Records supplied:
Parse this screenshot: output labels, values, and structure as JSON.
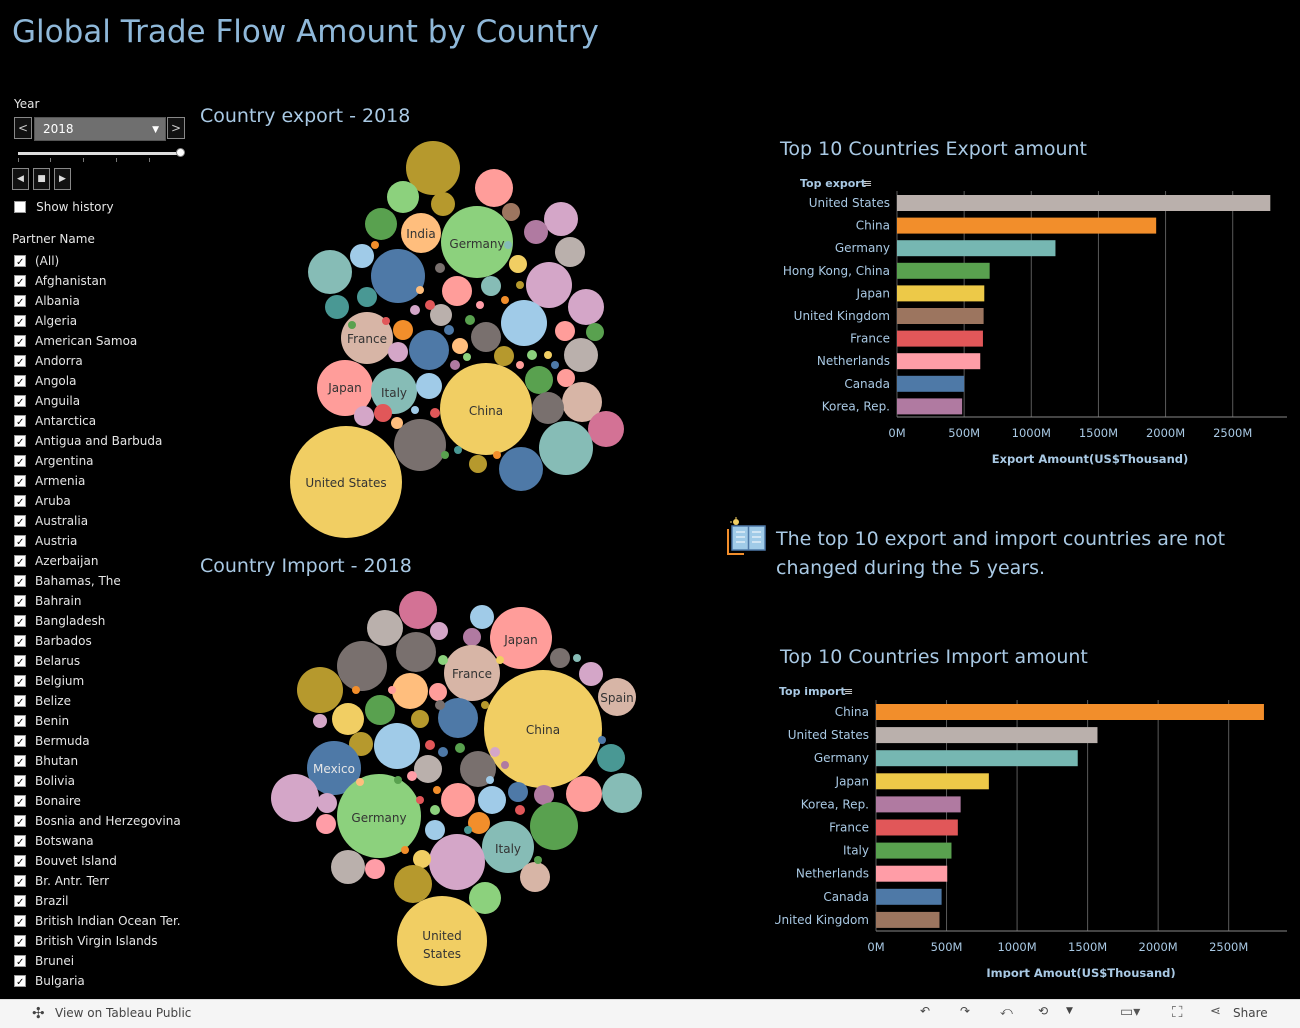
{
  "title": "Global Trade Flow Amount by Country",
  "year_filter": {
    "label": "Year",
    "selected": "2018",
    "prev_glyph": "<",
    "next_glyph": ">",
    "show_history_label": "Show history"
  },
  "partner_filter": {
    "label": "Partner Name",
    "items": [
      "(All)",
      "Afghanistan",
      "Albania",
      "Algeria",
      "American Samoa",
      "Andorra",
      "Angola",
      "Anguila",
      "Antarctica",
      "Antigua and Barbuda",
      "Argentina",
      "Armenia",
      "Aruba",
      "Australia",
      "Austria",
      "Azerbaijan",
      "Bahamas, The",
      "Bahrain",
      "Bangladesh",
      "Barbados",
      "Belarus",
      "Belgium",
      "Belize",
      "Benin",
      "Bermuda",
      "Bhutan",
      "Bolivia",
      "Bonaire",
      "Bosnia and Herzegovina",
      "Botswana",
      "Bouvet Island",
      "Br. Antr. Terr",
      "Brazil",
      "British Indian Ocean Ter.",
      "British Virgin Islands",
      "Brunei",
      "Bulgaria"
    ]
  },
  "export_bubble": {
    "title": "Country export - 2018",
    "labels": {
      "us": "United States",
      "china": "China",
      "germany": "Germany",
      "japan": "Japan",
      "france": "France",
      "italy": "Italy",
      "india": "India"
    }
  },
  "import_bubble": {
    "title": "Country Import - 2018",
    "labels": {
      "china": "China",
      "us1": "United",
      "us2": "States",
      "germany": "Germany",
      "japan": "Japan",
      "france": "France",
      "mexico": "Mexico",
      "italy": "Italy",
      "spain": "Spain"
    }
  },
  "note": {
    "text": "The top 10 export and import countries are not changed during the 5 years."
  },
  "export_chart": {
    "title": "Top 10 Countries Export amount",
    "dimension_label": "Top export",
    "xlabel": "Export  Amount(US$Thousand)",
    "ticks": [
      "0M",
      "500M",
      "1000M",
      "1500M",
      "2000M",
      "2500M"
    ]
  },
  "import_chart": {
    "title": "Top 10 Countries Import amount",
    "dimension_label": "Top import",
    "xlabel": "Import Amout(US$Thousand)",
    "ticks": [
      "0M",
      "500M",
      "1000M",
      "1500M",
      "2000M",
      "2500M"
    ]
  },
  "chart_data": [
    {
      "type": "bar",
      "orientation": "horizontal",
      "title": "Top 10 Countries Export amount",
      "xlabel": "Export  Amount(US$Thousand)",
      "ylabel": "Top export",
      "xlim": [
        0,
        2800
      ],
      "x_unit": "M",
      "grid": true,
      "categories": [
        "United States",
        "China",
        "Germany",
        "Hong Kong, China",
        "Japan",
        "United Kingdom",
        "France",
        "Netherlands",
        "Canada",
        "Korea, Rep."
      ],
      "values": [
        2780,
        1930,
        1180,
        690,
        650,
        645,
        640,
        620,
        500,
        485
      ],
      "colors": [
        "#bab0ac",
        "#f28e2b",
        "#76b7b2",
        "#59a14f",
        "#edc948",
        "#9c755f",
        "#e15759",
        "#ff9da7",
        "#4e79a7",
        "#b07aa1"
      ]
    },
    {
      "type": "bar",
      "orientation": "horizontal",
      "title": "Top 10 Countries Import amount",
      "xlabel": "Import Amout(US$Thousand)",
      "ylabel": "Top import",
      "xlim": [
        0,
        2800
      ],
      "x_unit": "M",
      "grid": true,
      "categories": [
        "China",
        "United States",
        "Germany",
        "Japan",
        "Korea, Rep.",
        "France",
        "Italy",
        "Netherlands",
        "Canada",
        "United Kingdom"
      ],
      "values": [
        2750,
        1570,
        1430,
        800,
        600,
        580,
        535,
        505,
        465,
        450
      ],
      "colors": [
        "#f28e2b",
        "#bab0ac",
        "#76b7b2",
        "#edc948",
        "#b07aa1",
        "#e15759",
        "#59a14f",
        "#ff9da7",
        "#4e79a7",
        "#9c755f"
      ]
    }
  ],
  "footer": {
    "view_on": "View on Tableau Public",
    "share": "Share"
  },
  "colors": {
    "background": "#000000",
    "title": "#8fb8d9",
    "axis_text": "#a9c9e4",
    "grid": "#666666"
  }
}
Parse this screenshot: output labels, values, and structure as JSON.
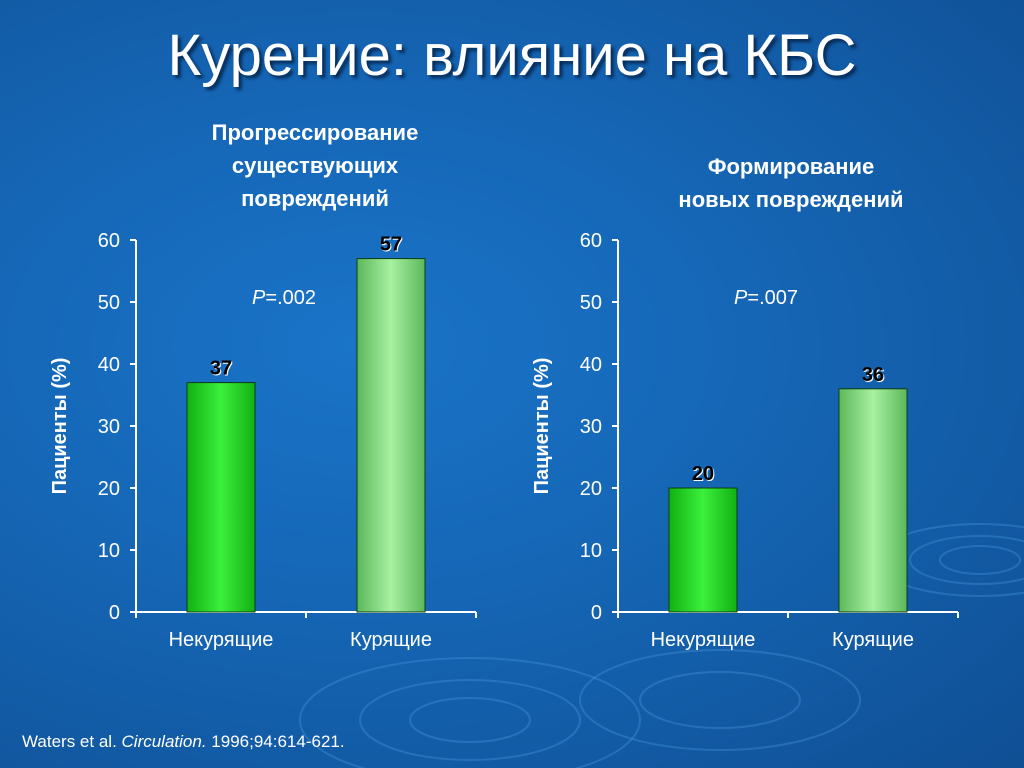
{
  "page": {
    "title": "Курение: влияние на КБС",
    "citation": {
      "prefix": "Waters et al. ",
      "journal": "Circulation.",
      "suffix": " 1996;94:614-621."
    }
  },
  "colors": {
    "bar_nonsmokers": "#22cc22",
    "bar_smokers": "#7ed47a",
    "background": "#1565b4"
  },
  "chart_data": [
    {
      "type": "bar",
      "title": "Прогрессирование\nсуществующих\nповреждений",
      "ylabel": "Пациенты (%)",
      "categories": [
        "Некурящие",
        "Курящие"
      ],
      "values": [
        37,
        57
      ],
      "ylim": [
        0,
        60
      ],
      "yticks": [
        0,
        10,
        20,
        30,
        40,
        50,
        60
      ],
      "annotation": {
        "italic": "P",
        "text": "=.002"
      }
    },
    {
      "type": "bar",
      "title": "Формирование\nновых повреждений",
      "ylabel": "Пациенты (%)",
      "categories": [
        "Некурящие",
        "Курящие"
      ],
      "values": [
        20,
        36
      ],
      "ylim": [
        0,
        60
      ],
      "yticks": [
        0,
        10,
        20,
        30,
        40,
        50,
        60
      ],
      "annotation": {
        "italic": "P",
        "text": "=.007"
      }
    }
  ]
}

What needs to be done: Every entry must be transcribed exactly. Pictures do not belong in the copy.

Exercise output:
Parse this screenshot: output labels, values, and structure as JSON.
{
  "title": "Global Trade Flow Amount by Country",
  "year_filter": {
    "label": "Year",
    "selected": "2018",
    "prev_glyph": "<",
    "next_glyph": ">",
    "show_history_label": "Show history"
  },
  "partner_filter": {
    "label": "Partner Name",
    "items": [
      "(All)",
      "Afghanistan",
      "Albania",
      "Algeria",
      "American Samoa",
      "Andorra",
      "Angola",
      "Anguila",
      "Antarctica",
      "Antigua and Barbuda",
      "Argentina",
      "Armenia",
      "Aruba",
      "Australia",
      "Austria",
      "Azerbaijan",
      "Bahamas, The",
      "Bahrain",
      "Bangladesh",
      "Barbados",
      "Belarus",
      "Belgium",
      "Belize",
      "Benin",
      "Bermuda",
      "Bhutan",
      "Bolivia",
      "Bonaire",
      "Bosnia and Herzegovina",
      "Botswana",
      "Bouvet Island",
      "Br. Antr. Terr",
      "Brazil",
      "British Indian Ocean Ter.",
      "British Virgin Islands",
      "Brunei",
      "Bulgaria"
    ]
  },
  "export_bubble": {
    "title": "Country export - 2018",
    "labels": {
      "us": "United States",
      "china": "China",
      "germany": "Germany",
      "japan": "Japan",
      "france": "France",
      "italy": "Italy",
      "india": "India"
    }
  },
  "import_bubble": {
    "title": "Country Import - 2018",
    "labels": {
      "china": "China",
      "us1": "United",
      "us2": "States",
      "germany": "Germany",
      "japan": "Japan",
      "france": "France",
      "mexico": "Mexico",
      "italy": "Italy",
      "spain": "Spain"
    }
  },
  "note": {
    "text": "The top 10 export and import countries are not changed during the 5 years."
  },
  "export_chart": {
    "title": "Top 10 Countries Export amount",
    "dimension_label": "Top export",
    "xlabel": "Export  Amount(US$Thousand)",
    "ticks": [
      "0M",
      "500M",
      "1000M",
      "1500M",
      "2000M",
      "2500M"
    ]
  },
  "import_chart": {
    "title": "Top 10 Countries Import amount",
    "dimension_label": "Top import",
    "xlabel": "Import Amout(US$Thousand)",
    "ticks": [
      "0M",
      "500M",
      "1000M",
      "1500M",
      "2000M",
      "2500M"
    ]
  },
  "chart_data": [
    {
      "type": "bar",
      "orientation": "horizontal",
      "title": "Top 10 Countries Export amount",
      "xlabel": "Export  Amount(US$Thousand)",
      "ylabel": "Top export",
      "xlim": [
        0,
        2800
      ],
      "x_unit": "M",
      "grid": true,
      "categories": [
        "United States",
        "China",
        "Germany",
        "Hong Kong, China",
        "Japan",
        "United Kingdom",
        "France",
        "Netherlands",
        "Canada",
        "Korea, Rep."
      ],
      "values": [
        2780,
        1930,
        1180,
        690,
        650,
        645,
        640,
        620,
        500,
        485
      ],
      "colors": [
        "#bab0ac",
        "#f28e2b",
        "#76b7b2",
        "#59a14f",
        "#edc948",
        "#9c755f",
        "#e15759",
        "#ff9da7",
        "#4e79a7",
        "#b07aa1"
      ]
    },
    {
      "type": "bar",
      "orientation": "horizontal",
      "title": "Top 10 Countries Import amount",
      "xlabel": "Import Amout(US$Thousand)",
      "ylabel": "Top import",
      "xlim": [
        0,
        2800
      ],
      "x_unit": "M",
      "grid": true,
      "categories": [
        "China",
        "United States",
        "Germany",
        "Japan",
        "Korea, Rep.",
        "France",
        "Italy",
        "Netherlands",
        "Canada",
        "United Kingdom"
      ],
      "values": [
        2750,
        1570,
        1430,
        800,
        600,
        580,
        535,
        505,
        465,
        450
      ],
      "colors": [
        "#f28e2b",
        "#bab0ac",
        "#76b7b2",
        "#edc948",
        "#b07aa1",
        "#e15759",
        "#59a14f",
        "#ff9da7",
        "#4e79a7",
        "#9c755f"
      ]
    }
  ],
  "footer": {
    "view_on": "View on Tableau Public",
    "share": "Share"
  },
  "colors": {
    "background": "#000000",
    "title": "#8fb8d9",
    "axis_text": "#a9c9e4",
    "grid": "#666666"
  }
}
Parse this screenshot: output labels, values, and structure as JSON.
{
  "page": {
    "title": "Курение: влияние на КБС",
    "citation": {
      "prefix": "Waters et al. ",
      "journal": "Circulation.",
      "suffix": " 1996;94:614-621."
    }
  },
  "colors": {
    "bar_nonsmokers": "#22cc22",
    "bar_smokers": "#7ed47a",
    "background": "#1565b4"
  },
  "chart_data": [
    {
      "type": "bar",
      "title": "Прогрессирование\nсуществующих\nповреждений",
      "ylabel": "Пациенты (%)",
      "categories": [
        "Некурящие",
        "Курящие"
      ],
      "values": [
        37,
        57
      ],
      "ylim": [
        0,
        60
      ],
      "yticks": [
        0,
        10,
        20,
        30,
        40,
        50,
        60
      ],
      "annotation": {
        "italic": "P",
        "text": "=.002"
      }
    },
    {
      "type": "bar",
      "title": "Формирование\nновых повреждений",
      "ylabel": "Пациенты (%)",
      "categories": [
        "Некурящие",
        "Курящие"
      ],
      "values": [
        20,
        36
      ],
      "ylim": [
        0,
        60
      ],
      "yticks": [
        0,
        10,
        20,
        30,
        40,
        50,
        60
      ],
      "annotation": {
        "italic": "P",
        "text": "=.007"
      }
    }
  ]
}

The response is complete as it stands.